→ **Required task**: Filter the data below for the string "image" and copy each matching line.

+ + +

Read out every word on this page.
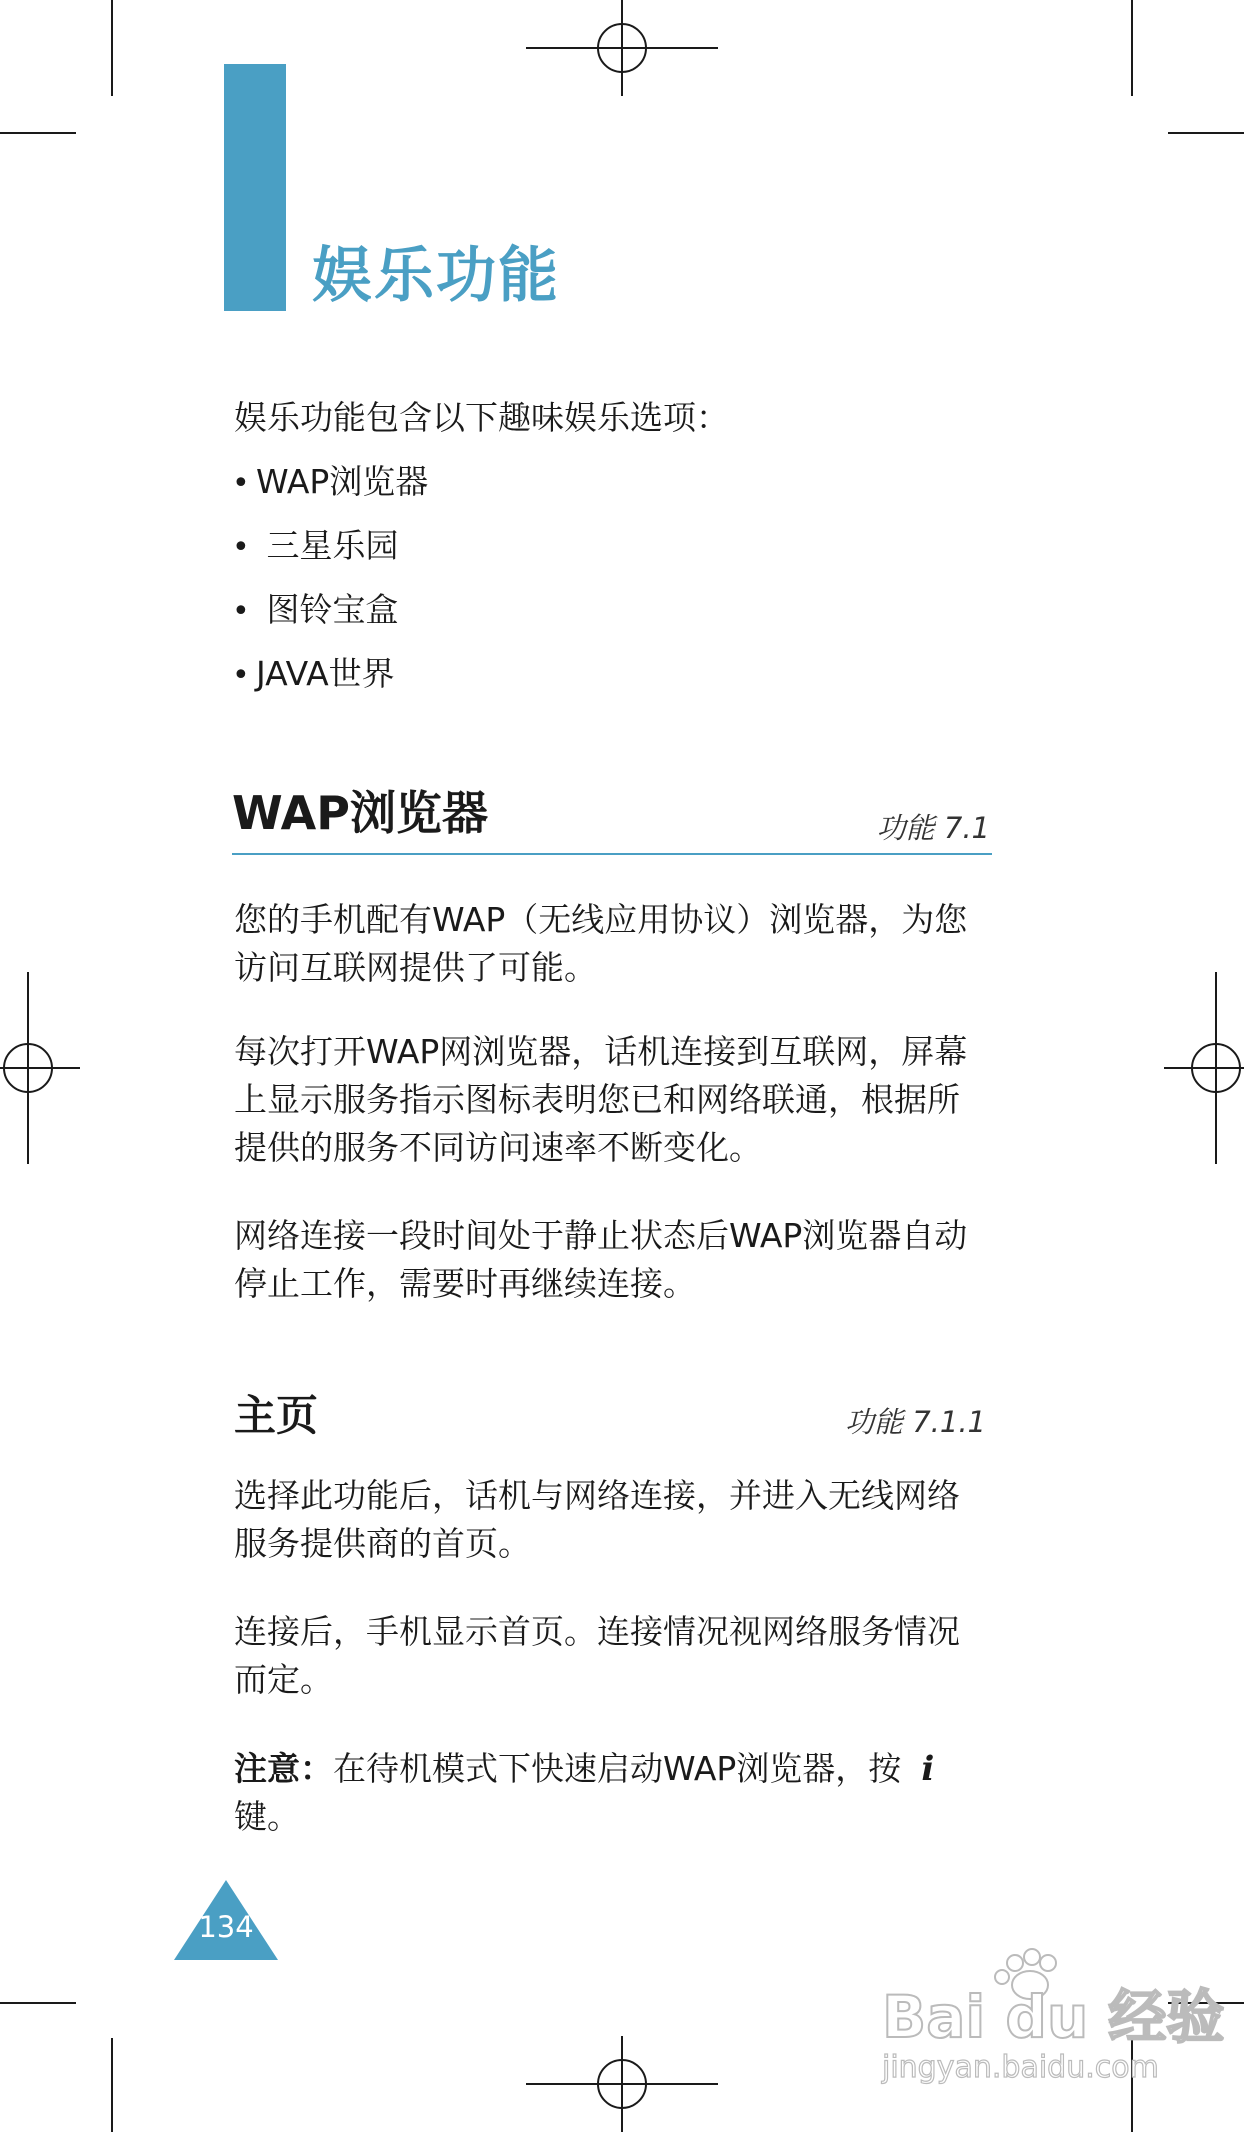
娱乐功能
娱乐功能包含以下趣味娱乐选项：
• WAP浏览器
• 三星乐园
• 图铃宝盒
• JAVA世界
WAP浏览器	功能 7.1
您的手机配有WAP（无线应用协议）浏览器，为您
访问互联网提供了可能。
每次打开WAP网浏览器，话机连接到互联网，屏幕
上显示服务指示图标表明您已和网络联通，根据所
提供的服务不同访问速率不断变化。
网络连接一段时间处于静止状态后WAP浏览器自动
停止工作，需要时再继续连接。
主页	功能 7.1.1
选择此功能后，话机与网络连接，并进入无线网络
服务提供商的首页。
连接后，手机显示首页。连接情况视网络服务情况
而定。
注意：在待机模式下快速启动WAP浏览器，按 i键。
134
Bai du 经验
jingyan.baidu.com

+ + +

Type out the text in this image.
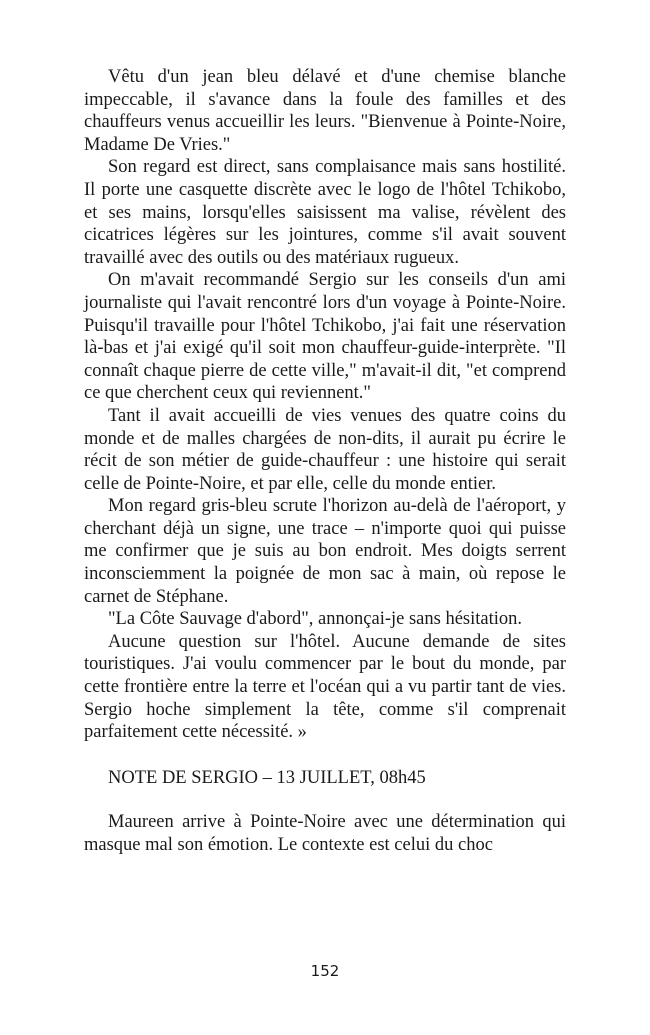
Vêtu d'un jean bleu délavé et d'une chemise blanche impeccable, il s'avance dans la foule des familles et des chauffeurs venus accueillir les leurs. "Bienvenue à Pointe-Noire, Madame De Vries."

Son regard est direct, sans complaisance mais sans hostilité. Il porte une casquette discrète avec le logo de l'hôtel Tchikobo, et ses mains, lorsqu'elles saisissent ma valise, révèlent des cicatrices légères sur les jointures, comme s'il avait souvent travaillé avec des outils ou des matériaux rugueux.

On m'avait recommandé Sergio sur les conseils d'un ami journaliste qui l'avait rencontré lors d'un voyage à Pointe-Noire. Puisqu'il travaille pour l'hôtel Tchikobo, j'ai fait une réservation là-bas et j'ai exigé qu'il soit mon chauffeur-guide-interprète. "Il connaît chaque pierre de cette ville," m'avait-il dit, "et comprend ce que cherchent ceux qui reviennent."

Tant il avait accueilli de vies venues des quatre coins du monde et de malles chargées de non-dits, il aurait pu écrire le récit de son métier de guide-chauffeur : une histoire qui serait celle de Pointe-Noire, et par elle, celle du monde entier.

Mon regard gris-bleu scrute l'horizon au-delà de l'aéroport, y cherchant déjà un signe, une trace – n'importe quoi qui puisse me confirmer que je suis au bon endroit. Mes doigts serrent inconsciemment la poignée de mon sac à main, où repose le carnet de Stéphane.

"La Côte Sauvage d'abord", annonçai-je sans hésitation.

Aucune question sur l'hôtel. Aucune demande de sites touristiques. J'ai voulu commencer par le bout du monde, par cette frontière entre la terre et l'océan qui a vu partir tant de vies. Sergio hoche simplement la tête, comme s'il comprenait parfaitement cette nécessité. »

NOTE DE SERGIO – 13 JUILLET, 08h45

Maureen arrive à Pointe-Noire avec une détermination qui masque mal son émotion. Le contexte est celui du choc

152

+ + +

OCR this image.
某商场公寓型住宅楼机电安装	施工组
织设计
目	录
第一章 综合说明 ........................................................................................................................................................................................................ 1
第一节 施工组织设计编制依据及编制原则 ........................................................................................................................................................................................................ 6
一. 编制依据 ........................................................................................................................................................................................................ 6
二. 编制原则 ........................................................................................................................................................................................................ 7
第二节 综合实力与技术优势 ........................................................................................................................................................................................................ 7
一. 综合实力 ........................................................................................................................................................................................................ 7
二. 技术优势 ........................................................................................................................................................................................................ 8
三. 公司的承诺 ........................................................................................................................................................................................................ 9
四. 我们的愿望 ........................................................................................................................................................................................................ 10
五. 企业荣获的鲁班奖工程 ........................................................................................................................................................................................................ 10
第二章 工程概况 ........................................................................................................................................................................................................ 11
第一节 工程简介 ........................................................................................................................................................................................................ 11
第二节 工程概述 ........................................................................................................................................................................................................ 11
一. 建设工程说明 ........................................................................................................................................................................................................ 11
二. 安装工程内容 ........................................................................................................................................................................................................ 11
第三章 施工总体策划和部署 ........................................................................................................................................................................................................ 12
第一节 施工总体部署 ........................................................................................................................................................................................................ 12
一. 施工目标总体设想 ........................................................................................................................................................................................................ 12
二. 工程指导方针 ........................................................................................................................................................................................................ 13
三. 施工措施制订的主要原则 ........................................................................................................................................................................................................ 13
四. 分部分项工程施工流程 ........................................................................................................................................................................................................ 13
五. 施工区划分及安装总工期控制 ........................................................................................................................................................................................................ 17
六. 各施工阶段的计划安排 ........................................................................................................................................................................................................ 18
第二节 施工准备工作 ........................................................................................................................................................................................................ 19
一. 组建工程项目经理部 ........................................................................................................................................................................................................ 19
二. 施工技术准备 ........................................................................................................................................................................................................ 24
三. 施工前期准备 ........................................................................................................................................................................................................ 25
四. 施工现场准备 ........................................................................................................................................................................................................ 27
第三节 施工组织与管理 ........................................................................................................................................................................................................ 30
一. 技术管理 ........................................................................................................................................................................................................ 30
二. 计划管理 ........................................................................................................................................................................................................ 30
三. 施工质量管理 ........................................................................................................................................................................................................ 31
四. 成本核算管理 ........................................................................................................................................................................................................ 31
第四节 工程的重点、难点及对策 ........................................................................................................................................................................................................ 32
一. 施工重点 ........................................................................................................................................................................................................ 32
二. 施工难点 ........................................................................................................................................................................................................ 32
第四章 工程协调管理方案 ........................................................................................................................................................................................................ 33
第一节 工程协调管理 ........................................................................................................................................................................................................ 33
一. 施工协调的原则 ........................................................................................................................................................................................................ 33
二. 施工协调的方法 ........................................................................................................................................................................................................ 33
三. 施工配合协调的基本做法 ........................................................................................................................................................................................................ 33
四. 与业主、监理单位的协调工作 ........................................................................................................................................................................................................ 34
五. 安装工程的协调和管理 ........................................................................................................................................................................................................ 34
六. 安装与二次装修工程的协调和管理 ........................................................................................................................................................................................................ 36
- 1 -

+ + +

→ **Written response**:
Type out the text in this image.
OCR this image.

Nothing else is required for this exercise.